▶ **Do this**
Write out the full listing again, exactly as it stands.

** Start of Input rows **

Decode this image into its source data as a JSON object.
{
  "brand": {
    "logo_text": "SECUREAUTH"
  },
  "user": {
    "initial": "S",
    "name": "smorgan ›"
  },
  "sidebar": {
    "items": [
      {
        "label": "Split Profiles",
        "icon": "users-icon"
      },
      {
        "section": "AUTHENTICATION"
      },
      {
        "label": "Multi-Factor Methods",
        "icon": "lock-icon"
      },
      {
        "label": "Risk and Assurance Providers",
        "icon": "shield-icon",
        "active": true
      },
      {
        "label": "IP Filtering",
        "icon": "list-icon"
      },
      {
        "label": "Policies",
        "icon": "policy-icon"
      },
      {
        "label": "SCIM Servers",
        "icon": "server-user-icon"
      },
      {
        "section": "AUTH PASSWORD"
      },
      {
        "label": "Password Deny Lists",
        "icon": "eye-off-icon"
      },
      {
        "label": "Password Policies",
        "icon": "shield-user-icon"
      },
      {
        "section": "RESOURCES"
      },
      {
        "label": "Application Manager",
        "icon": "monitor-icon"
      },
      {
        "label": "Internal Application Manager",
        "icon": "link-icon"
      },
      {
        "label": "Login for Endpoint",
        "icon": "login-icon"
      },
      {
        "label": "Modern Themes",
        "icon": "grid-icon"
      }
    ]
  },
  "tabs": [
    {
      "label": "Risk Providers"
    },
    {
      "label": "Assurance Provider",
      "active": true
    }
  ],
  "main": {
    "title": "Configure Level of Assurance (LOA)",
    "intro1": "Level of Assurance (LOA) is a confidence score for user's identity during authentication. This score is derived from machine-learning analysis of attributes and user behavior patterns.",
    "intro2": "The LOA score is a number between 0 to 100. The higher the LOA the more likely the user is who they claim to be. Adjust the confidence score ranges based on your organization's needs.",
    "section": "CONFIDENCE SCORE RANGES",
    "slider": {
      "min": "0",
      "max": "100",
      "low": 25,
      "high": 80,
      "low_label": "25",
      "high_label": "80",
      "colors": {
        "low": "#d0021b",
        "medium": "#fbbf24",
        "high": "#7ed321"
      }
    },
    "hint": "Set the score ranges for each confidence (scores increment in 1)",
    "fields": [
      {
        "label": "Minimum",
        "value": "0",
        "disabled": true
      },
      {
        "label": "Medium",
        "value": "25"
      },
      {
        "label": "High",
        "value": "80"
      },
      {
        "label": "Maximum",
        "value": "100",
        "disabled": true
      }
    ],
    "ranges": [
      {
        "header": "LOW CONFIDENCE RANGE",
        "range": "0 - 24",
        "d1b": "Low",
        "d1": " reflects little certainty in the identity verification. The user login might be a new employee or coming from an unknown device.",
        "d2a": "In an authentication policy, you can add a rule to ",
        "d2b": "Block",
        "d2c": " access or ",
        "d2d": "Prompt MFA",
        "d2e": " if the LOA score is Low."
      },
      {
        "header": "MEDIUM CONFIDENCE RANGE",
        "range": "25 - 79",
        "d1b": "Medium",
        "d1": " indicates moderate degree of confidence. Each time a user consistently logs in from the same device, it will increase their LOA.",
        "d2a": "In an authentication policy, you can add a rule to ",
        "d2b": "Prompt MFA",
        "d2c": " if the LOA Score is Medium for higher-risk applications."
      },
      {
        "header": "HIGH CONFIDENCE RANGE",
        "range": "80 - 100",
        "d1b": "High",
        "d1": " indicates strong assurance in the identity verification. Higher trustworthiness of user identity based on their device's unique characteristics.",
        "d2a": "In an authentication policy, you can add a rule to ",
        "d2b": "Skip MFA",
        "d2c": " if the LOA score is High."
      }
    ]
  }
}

** End of Input rows **

▶ **Written answer**
Decode this image into its source data as a JSON object.
{
  "brand": {
    "logo_text": "SECUREAUTH"
  },
  "user": {
    "initial": "S",
    "name": "smorgan ›"
  },
  "sidebar": {
    "items": [
      {
        "label": "Split Profiles",
        "icon": "users-icon"
      },
      {
        "section": "AUTHENTICATION"
      },
      {
        "label": "Multi-Factor Methods",
        "icon": "lock-icon"
      },
      {
        "label": "Risk and Assurance Providers",
        "icon": "shield-icon",
        "active": true
      },
      {
        "label": "IP Filtering",
        "icon": "list-icon"
      },
      {
        "label": "Policies",
        "icon": "policy-icon"
      },
      {
        "label": "SCIM Servers",
        "icon": "server-user-icon"
      },
      {
        "section": "AUTH PASSWORD"
      },
      {
        "label": "Password Deny Lists",
        "icon": "eye-off-icon"
      },
      {
        "label": "Password Policies",
        "icon": "shield-user-icon"
      },
      {
        "section": "RESOURCES"
      },
      {
        "label": "Application Manager",
        "icon": "monitor-icon"
      },
      {
        "label": "Internal Application Manager",
        "icon": "link-icon"
      },
      {
        "label": "Login for Endpoint",
        "icon": "login-icon"
      },
      {
        "label": "Modern Themes",
        "icon": "grid-icon"
      }
    ]
  },
  "tabs": [
    {
      "label": "Risk Providers"
    },
    {
      "label": "Assurance Provider",
      "active": true
    }
  ],
  "main": {
    "title": "Configure Level of Assurance (LOA)",
    "intro1": "Level of Assurance (LOA) is a confidence score for user's identity during authentication. This score is derived from machine-learning analysis of attributes and user behavior patterns.",
    "intro2": "The LOA score is a number between 0 to 100. The higher the LOA the more likely the user is who they claim to be. Adjust the confidence score ranges based on your organization's needs.",
    "section": "CONFIDENCE SCORE RANGES",
    "slider": {
      "min": "0",
      "max": "100",
      "low": 25,
      "high": 80,
      "low_label": "25",
      "high_label": "80",
      "colors": {
        "low": "#d0021b",
        "medium": "#fbbf24",
        "high": "#7ed321"
      }
    },
    "hint": "Set the score ranges for each confidence (scores increment in 1)",
    "fields": [
      {
        "label": "Minimum",
        "value": "0",
        "disabled": true
      },
      {
        "label": "Medium",
        "value": "25"
      },
      {
        "label": "High",
        "value": "80"
      },
      {
        "label": "Maximum",
        "value": "100",
        "disabled": true
      }
    ],
    "ranges": [
      {
        "header": "LOW CONFIDENCE RANGE",
        "range": "0 - 24",
        "d1b": "Low",
        "d1": " reflects little certainty in the identity verification. The user login might be a new employee or coming from an unknown device.",
        "d2a": "In an authentication policy, you can add a rule to ",
        "d2b": "Block",
        "d2c": " access or ",
        "d2d": "Prompt MFA",
        "d2e": " if the LOA score is Low."
      },
      {
        "header": "MEDIUM CONFIDENCE RANGE",
        "range": "25 - 79",
        "d1b": "Medium",
        "d1": " indicates moderate degree of confidence. Each time a user consistently logs in from the same device, it will increase their LOA.",
        "d2a": "In an authentication policy, you can add a rule to ",
        "d2b": "Prompt MFA",
        "d2c": " if the LOA Score is Medium for higher-risk applications."
      },
      {
        "header": "HIGH CONFIDENCE RANGE",
        "range": "80 - 100",
        "d1b": "High",
        "d1": " indicates strong assurance in the identity verification. Higher trustworthiness of user identity based on their device's unique characteristics.",
        "d2a": "In an authentication policy, you can add a rule to ",
        "d2b": "Skip MFA",
        "d2c": " if the LOA score is High."
      }
    ]
  }
}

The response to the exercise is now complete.